> _Materials provided_:
◇ ◇ ◇ ◇ ◇

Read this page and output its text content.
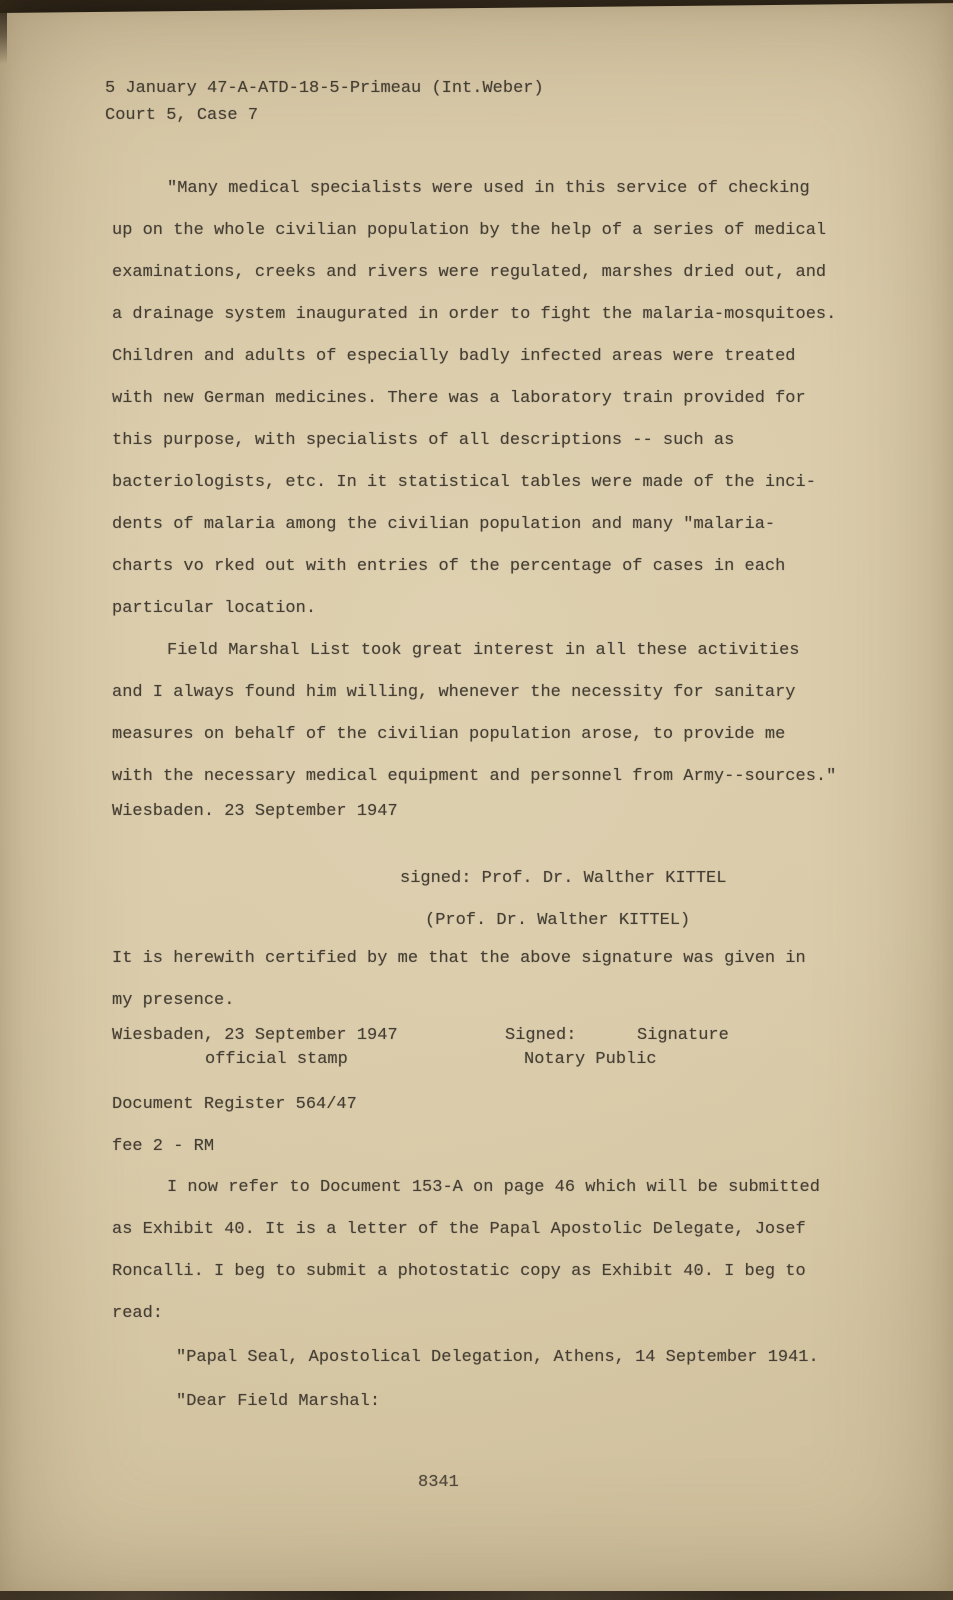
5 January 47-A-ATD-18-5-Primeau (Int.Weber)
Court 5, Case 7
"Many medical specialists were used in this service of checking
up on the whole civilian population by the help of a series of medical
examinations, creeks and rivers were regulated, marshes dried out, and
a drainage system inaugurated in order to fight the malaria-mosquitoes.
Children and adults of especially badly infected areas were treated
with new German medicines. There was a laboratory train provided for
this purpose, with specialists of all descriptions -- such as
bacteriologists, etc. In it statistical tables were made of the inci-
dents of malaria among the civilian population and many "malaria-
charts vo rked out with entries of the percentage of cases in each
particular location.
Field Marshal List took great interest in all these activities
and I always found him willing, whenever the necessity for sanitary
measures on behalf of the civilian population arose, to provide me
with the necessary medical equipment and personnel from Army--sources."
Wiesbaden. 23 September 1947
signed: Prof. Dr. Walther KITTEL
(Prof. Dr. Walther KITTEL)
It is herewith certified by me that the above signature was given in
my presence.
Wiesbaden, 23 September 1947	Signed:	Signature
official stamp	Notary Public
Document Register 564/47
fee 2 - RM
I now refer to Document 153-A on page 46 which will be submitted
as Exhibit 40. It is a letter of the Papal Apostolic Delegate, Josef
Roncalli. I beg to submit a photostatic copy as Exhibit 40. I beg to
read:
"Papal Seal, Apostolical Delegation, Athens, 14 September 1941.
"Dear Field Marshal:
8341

◇ ◇ ◇ ◇ ◇

> _What the task requires_:
Find the number of lines above that hold the word "were", then write that number by itself.

> _Written answer_:
4